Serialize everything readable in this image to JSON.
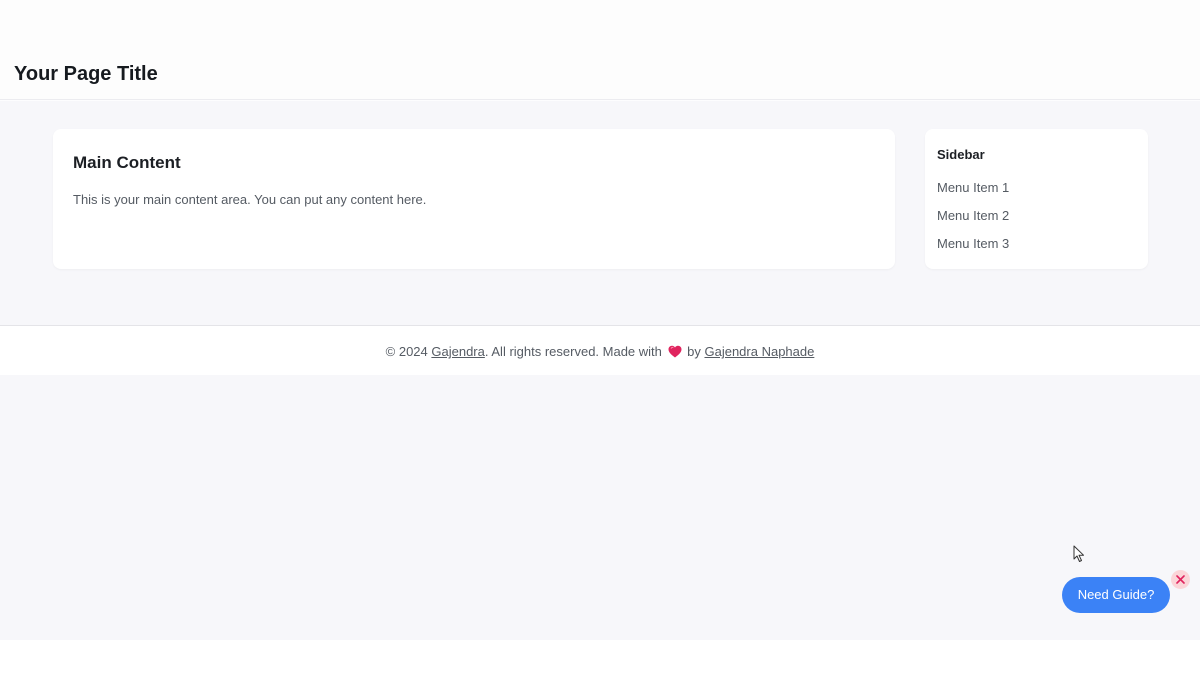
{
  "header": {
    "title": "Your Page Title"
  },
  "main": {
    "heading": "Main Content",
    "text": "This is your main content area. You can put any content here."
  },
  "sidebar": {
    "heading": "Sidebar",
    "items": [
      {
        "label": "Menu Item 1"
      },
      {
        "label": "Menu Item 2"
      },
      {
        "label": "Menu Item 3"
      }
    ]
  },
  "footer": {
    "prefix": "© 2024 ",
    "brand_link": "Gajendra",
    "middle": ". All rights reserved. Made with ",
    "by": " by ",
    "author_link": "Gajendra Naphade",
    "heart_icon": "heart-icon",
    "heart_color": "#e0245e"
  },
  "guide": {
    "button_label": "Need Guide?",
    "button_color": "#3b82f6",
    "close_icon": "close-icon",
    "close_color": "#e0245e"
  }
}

○ ○ ○ ○ ○ ○ ○

What this task involves
Word for word, quote the lines above. Omit the pictures.

Response to the task
Serialize everything readable in this image to JSON.
{
  "header": {
    "title": "Your Page Title"
  },
  "main": {
    "heading": "Main Content",
    "text": "This is your main content area. You can put any content here."
  },
  "sidebar": {
    "heading": "Sidebar",
    "items": [
      {
        "label": "Menu Item 1"
      },
      {
        "label": "Menu Item 2"
      },
      {
        "label": "Menu Item 3"
      }
    ]
  },
  "footer": {
    "prefix": "© 2024 ",
    "brand_link": "Gajendra",
    "middle": ". All rights reserved. Made with ",
    "by": " by ",
    "author_link": "Gajendra Naphade",
    "heart_icon": "heart-icon",
    "heart_color": "#e0245e"
  },
  "guide": {
    "button_label": "Need Guide?",
    "button_color": "#3b82f6",
    "close_icon": "close-icon",
    "close_color": "#e0245e"
  }
}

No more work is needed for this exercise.